• Short task:
Return the listing word for word, as given.

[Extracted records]
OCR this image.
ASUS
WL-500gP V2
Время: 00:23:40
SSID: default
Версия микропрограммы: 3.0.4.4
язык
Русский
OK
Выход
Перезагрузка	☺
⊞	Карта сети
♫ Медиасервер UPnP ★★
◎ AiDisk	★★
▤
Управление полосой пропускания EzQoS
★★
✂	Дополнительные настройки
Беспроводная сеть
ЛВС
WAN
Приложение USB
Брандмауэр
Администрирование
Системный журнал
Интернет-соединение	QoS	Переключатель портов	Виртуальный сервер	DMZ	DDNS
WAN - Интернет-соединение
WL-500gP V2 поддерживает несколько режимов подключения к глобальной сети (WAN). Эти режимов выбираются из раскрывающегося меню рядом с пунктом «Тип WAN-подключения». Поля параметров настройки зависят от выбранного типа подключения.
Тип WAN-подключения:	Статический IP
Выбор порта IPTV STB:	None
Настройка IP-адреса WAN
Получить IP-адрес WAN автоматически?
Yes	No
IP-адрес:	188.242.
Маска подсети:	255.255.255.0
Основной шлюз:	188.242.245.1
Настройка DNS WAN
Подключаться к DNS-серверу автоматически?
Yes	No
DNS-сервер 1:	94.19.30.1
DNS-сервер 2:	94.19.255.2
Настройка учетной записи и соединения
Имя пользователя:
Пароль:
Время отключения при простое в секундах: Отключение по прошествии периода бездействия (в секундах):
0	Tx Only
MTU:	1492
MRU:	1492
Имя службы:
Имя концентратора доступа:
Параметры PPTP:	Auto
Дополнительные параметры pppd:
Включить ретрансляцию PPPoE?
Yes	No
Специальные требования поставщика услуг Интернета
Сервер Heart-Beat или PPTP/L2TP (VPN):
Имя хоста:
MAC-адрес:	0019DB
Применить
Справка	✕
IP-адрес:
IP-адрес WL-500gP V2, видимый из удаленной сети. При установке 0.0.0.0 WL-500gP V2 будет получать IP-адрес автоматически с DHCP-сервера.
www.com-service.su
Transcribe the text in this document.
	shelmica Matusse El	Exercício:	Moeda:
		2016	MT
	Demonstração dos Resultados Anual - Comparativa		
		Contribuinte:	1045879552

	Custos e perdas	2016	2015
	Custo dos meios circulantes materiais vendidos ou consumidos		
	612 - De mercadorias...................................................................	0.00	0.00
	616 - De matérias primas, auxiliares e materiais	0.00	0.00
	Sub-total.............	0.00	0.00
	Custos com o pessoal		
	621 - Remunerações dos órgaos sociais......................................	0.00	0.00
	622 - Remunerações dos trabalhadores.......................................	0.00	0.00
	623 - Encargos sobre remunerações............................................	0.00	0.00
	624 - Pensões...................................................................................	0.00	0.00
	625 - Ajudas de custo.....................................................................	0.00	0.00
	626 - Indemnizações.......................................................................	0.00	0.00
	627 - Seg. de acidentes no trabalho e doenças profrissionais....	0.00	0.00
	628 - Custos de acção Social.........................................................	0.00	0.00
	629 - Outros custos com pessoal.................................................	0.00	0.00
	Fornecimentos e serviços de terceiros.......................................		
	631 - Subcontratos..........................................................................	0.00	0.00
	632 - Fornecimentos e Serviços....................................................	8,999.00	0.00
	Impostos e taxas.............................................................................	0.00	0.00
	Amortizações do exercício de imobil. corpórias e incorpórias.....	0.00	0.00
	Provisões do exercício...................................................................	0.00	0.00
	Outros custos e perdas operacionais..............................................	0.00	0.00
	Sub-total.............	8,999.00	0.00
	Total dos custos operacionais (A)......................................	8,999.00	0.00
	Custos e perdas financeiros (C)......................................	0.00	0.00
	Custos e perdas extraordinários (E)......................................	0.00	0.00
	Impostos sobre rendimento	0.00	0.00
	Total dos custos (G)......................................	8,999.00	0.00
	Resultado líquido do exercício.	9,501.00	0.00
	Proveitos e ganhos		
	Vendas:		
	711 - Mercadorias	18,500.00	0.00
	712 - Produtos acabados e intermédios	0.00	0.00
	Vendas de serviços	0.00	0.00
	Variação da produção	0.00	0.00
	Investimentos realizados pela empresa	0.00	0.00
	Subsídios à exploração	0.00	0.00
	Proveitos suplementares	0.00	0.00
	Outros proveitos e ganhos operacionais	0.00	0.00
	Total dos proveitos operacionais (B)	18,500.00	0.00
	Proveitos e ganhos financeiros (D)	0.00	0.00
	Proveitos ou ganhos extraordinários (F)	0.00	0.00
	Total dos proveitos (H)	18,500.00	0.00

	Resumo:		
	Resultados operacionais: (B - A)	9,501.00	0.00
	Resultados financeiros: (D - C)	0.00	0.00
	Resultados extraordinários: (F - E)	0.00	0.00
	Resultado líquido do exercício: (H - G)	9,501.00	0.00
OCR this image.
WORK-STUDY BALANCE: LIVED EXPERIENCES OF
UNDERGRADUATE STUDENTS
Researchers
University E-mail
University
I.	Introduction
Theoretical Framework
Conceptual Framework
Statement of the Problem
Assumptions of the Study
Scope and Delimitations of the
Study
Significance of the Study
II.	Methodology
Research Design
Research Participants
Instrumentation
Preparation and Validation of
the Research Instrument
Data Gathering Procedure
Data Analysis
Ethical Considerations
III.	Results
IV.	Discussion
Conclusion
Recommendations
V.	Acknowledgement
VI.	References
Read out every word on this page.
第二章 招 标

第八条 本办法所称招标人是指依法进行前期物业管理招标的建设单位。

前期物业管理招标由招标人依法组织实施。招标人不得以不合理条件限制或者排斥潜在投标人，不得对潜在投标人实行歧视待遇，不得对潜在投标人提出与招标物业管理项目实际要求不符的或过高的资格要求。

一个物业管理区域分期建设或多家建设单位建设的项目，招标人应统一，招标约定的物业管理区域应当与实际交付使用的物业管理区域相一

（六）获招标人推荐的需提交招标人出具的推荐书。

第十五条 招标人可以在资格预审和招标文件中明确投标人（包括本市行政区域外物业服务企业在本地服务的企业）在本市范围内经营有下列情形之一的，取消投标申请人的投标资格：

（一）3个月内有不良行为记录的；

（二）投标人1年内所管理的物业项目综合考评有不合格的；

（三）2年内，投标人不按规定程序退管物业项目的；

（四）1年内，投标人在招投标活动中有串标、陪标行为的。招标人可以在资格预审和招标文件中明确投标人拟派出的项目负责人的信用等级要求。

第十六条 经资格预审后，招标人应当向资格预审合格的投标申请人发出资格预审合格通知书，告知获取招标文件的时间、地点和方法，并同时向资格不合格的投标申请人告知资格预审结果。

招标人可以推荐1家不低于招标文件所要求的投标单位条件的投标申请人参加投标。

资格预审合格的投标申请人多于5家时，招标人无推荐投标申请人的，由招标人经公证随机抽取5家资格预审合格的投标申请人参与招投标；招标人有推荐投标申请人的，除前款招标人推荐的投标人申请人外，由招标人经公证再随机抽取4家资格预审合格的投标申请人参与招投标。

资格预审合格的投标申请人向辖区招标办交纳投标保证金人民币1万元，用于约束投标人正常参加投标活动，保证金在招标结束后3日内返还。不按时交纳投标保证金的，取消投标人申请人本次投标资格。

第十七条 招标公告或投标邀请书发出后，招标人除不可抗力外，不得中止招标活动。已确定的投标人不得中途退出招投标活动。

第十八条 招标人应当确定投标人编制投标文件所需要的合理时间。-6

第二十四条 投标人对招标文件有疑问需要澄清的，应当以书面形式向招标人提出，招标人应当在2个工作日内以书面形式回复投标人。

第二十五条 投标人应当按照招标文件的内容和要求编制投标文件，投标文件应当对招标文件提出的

• Completed exercise:
OCR this image.
ASUS
WL-500gP V2
Время: 00:23:40
SSID: default
Версия микропрограммы: 3.0.4.4
язык
Русский
OK
Выход
Перезагрузка	☺
⊞	Карта сети
♫ Медиасервер UPnP ★★
◎ AiDisk	★★
▤
Управление полосой пропускания EzQoS
★★
✂	Дополнительные настройки
Беспроводная сеть
ЛВС
WAN
Приложение USB
Брандмауэр
Администрирование
Системный журнал
Интернет-соединение	QoS	Переключатель портов	Виртуальный сервер	DMZ	DDNS
WAN - Интернет-соединение
WL-500gP V2 поддерживает несколько режимов подключения к глобальной сети (WAN). Эти режимов выбираются из раскрывающегося меню рядом с пунктом «Тип WAN-подключения». Поля параметров настройки зависят от выбранного типа подключения.
Тип WAN-подключения:	Статический IP
Выбор порта IPTV STB:	None
Настройка IP-адреса WAN
Получить IP-адрес WAN автоматически?
Yes	No
IP-адрес:	188.242.
Маска подсети:	255.255.255.0
Основной шлюз:	188.242.245.1
Настройка DNS WAN
Подключаться к DNS-серверу автоматически?
Yes	No
DNS-сервер 1:	94.19.30.1
DNS-сервер 2:	94.19.255.2
Настройка учетной записи и соединения
Имя пользователя:
Пароль:
Время отключения при простое в секундах: Отключение по прошествии периода бездействия (в секундах):
0	Tx Only
MTU:	1492
MRU:	1492
Имя службы:
Имя концентратора доступа:
Параметры PPTP:	Auto
Дополнительные параметры pppd:
Включить ретрансляцию PPPoE?
Yes	No
Специальные требования поставщика услуг Интернета
Сервер Heart-Beat или PPTP/L2TP (VPN):
Имя хоста:
MAC-адрес:	0019DB
Применить
Справка	✕
IP-адрес:
IP-адрес WL-500gP V2, видимый из удаленной сети. При установке 0.0.0.0 WL-500gP V2 будет получать IP-адрес автоматически с DHCP-сервера.
www.com-service.su
Transcribe the text in this document.
	shelmica Matusse El	Exercício:	Moeda:
		2016	MT
	Demonstração dos Resultados Anual - Comparativa		
		Contribuinte:	1045879552

	Custos e perdas	2016	2015
	Custo dos meios circulantes materiais vendidos ou consumidos		
	612 - De mercadorias...................................................................	0.00	0.00
	616 - De matérias primas, auxiliares e materiais	0.00	0.00
	Sub-total.............	0.00	0.00
	Custos com o pessoal		
	621 - Remunerações dos órgaos sociais......................................	0.00	0.00
	622 - Remunerações dos trabalhadores.......................................	0.00	0.00
	623 - Encargos sobre remunerações............................................	0.00	0.00
	624 - Pensões...................................................................................	0.00	0.00
	625 - Ajudas de custo.....................................................................	0.00	0.00
	626 - Indemnizações.......................................................................	0.00	0.00
	627 - Seg. de acidentes no trabalho e doenças profrissionais....	0.00	0.00
	628 - Custos de acção Social.........................................................	0.00	0.00
	629 - Outros custos com pessoal.................................................	0.00	0.00
	Fornecimentos e serviços de terceiros.......................................		
	631 - Subcontratos..........................................................................	0.00	0.00
	632 - Fornecimentos e Serviços....................................................	8,999.00	0.00
	Impostos e taxas.............................................................................	0.00	0.00
	Amortizações do exercício de imobil. corpórias e incorpórias.....	0.00	0.00
	Provisões do exercício...................................................................	0.00	0.00
	Outros custos e perdas operacionais..............................................	0.00	0.00
	Sub-total.............	8,999.00	0.00
	Total dos custos operacionais (A)......................................	8,999.00	0.00
	Custos e perdas financeiros (C)......................................	0.00	0.00
	Custos e perdas extraordinários (E)......................................	0.00	0.00
	Impostos sobre rendimento	0.00	0.00
	Total dos custos (G)......................................	8,999.00	0.00
	Resultado líquido do exercício.	9,501.00	0.00
	Proveitos e ganhos		
	Vendas:		
	711 - Mercadorias	18,500.00	0.00
	712 - Produtos acabados e intermédios	0.00	0.00
	Vendas de serviços	0.00	0.00
	Variação da produção	0.00	0.00
	Investimentos realizados pela empresa	0.00	0.00
	Subsídios à exploração	0.00	0.00
	Proveitos suplementares	0.00	0.00
	Outros proveitos e ganhos operacionais	0.00	0.00
	Total dos proveitos operacionais (B)	18,500.00	0.00
	Proveitos e ganhos financeiros (D)	0.00	0.00
	Proveitos ou ganhos extraordinários (F)	0.00	0.00
	Total dos proveitos (H)	18,500.00	0.00

	Resumo:		
	Resultados operacionais: (B - A)	9,501.00	0.00
	Resultados financeiros: (D - C)	0.00	0.00
	Resultados extraordinários: (F - E)	0.00	0.00
	Resultado líquido do exercício: (H - G)	9,501.00	0.00
OCR this image.
WORK-STUDY BALANCE: LIVED EXPERIENCES OF
UNDERGRADUATE STUDENTS
Researchers
University E-mail
University
I.	Introduction
Theoretical Framework
Conceptual Framework
Statement of the Problem
Assumptions of the Study
Scope and Delimitations of the
Study
Significance of the Study
II.	Methodology
Research Design
Research Participants
Instrumentation
Preparation and Validation of
the Research Instrument
Data Gathering Procedure
Data Analysis
Ethical Considerations
III.	Results
IV.	Discussion
Conclusion
Recommendations
V.	Acknowledgement
VI.	References
Read out every word on this page.
第二章 招 标

第八条 本办法所称招标人是指依法进行前期物业管理招标的建设单位。

前期物业管理招标由招标人依法组织实施。招标人不得以不合理条件限制或者排斥潜在投标人，不得对潜在投标人实行歧视待遇，不得对潜在投标人提出与招标物业管理项目实际要求不符的或过高的资格要求。

一个物业管理区域分期建设或多家建设单位建设的项目，招标人应统一，招标约定的物业管理区域应当与实际交付使用的物业管理区域相一

（六）获招标人推荐的需提交招标人出具的推荐书。

第十五条 招标人可以在资格预审和招标文件中明确投标人（包括本市行政区域外物业服务企业在本地服务的企业）在本市范围内经营有下列情形之一的，取消投标申请人的投标资格：

（一）3个月内有不良行为记录的；

（二）投标人1年内所管理的物业项目综合考评有不合格的；

（三）2年内，投标人不按规定程序退管物业项目的；

（四）1年内，投标人在招投标活动中有串标、陪标行为的。招标人可以在资格预审和招标文件中明确投标人拟派出的项目负责人的信用等级要求。

第十六条 经资格预审后，招标人应当向资格预审合格的投标申请人发出资格预审合格通知书，告知获取招标文件的时间、地点和方法，并同时向资格不合格的投标申请人告知资格预审结果。

招标人可以推荐1家不低于招标文件所要求的投标单位条件的投标申请人参加投标。

资格预审合格的投标申请人多于5家时，招标人无推荐投标申请人的，由招标人经公证随机抽取5家资格预审合格的投标申请人参与招投标；招标人有推荐投标申请人的，除前款招标人推荐的投标人申请人外，由招标人经公证再随机抽取4家资格预审合格的投标申请人参与招投标。

资格预审合格的投标申请人向辖区招标办交纳投标保证金人民币1万元，用于约束投标人正常参加投标活动，保证金在招标结束后3日内返还。不按时交纳投标保证金的，取消投标人申请人本次投标资格。

第十七条 招标公告或投标邀请书发出后，招标人除不可抗力外，不得中止招标活动。已确定的投标人不得中途退出招投标活动。

第十八条 招标人应当确定投标人编制投标文件所需要的合理时间。-6

第二十四条 投标人对招标文件有疑问需要澄清的，应当以书面形式向招标人提出，招标人应当在2个工作日内以书面形式回复投标人。

第二十五条 投标人应当按照招标文件的内容和要求编制投标文件，投标文件应当对招标文件提出的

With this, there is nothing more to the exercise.